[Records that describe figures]
· · · · · · ·
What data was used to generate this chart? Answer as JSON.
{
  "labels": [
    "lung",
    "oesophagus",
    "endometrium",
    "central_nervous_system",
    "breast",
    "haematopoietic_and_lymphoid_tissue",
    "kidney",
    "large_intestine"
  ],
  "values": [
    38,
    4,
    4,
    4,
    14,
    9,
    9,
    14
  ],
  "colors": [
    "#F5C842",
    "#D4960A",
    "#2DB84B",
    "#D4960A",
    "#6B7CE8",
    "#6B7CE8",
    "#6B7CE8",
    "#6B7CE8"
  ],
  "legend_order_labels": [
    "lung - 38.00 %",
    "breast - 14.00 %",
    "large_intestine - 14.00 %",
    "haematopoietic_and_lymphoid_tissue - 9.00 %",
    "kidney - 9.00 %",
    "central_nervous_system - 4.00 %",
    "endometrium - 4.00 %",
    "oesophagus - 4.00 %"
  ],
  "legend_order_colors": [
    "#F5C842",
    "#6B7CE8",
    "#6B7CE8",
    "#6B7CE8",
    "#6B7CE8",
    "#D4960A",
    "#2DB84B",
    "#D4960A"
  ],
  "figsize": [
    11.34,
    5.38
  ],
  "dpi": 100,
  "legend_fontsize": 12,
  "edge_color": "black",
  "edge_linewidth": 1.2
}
· · · · · · ·
Exercise = Copy out each line exactly.

Solved problem =
What data was used to generate this chart? Answer as JSON.
{
  "labels": [
    "lung",
    "oesophagus",
    "endometrium",
    "central_nervous_system",
    "breast",
    "haematopoietic_and_lymphoid_tissue",
    "kidney",
    "large_intestine"
  ],
  "values": [
    38,
    4,
    4,
    4,
    14,
    9,
    9,
    14
  ],
  "colors": [
    "#F5C842",
    "#D4960A",
    "#2DB84B",
    "#D4960A",
    "#6B7CE8",
    "#6B7CE8",
    "#6B7CE8",
    "#6B7CE8"
  ],
  "legend_order_labels": [
    "lung - 38.00 %",
    "breast - 14.00 %",
    "large_intestine - 14.00 %",
    "haematopoietic_and_lymphoid_tissue - 9.00 %",
    "kidney - 9.00 %",
    "central_nervous_system - 4.00 %",
    "endometrium - 4.00 %",
    "oesophagus - 4.00 %"
  ],
  "legend_order_colors": [
    "#F5C842",
    "#6B7CE8",
    "#6B7CE8",
    "#6B7CE8",
    "#6B7CE8",
    "#D4960A",
    "#2DB84B",
    "#D4960A"
  ],
  "figsize": [
    11.34,
    5.38
  ],
  "dpi": 100,
  "legend_fontsize": 12,
  "edge_color": "black",
  "edge_linewidth": 1.2
}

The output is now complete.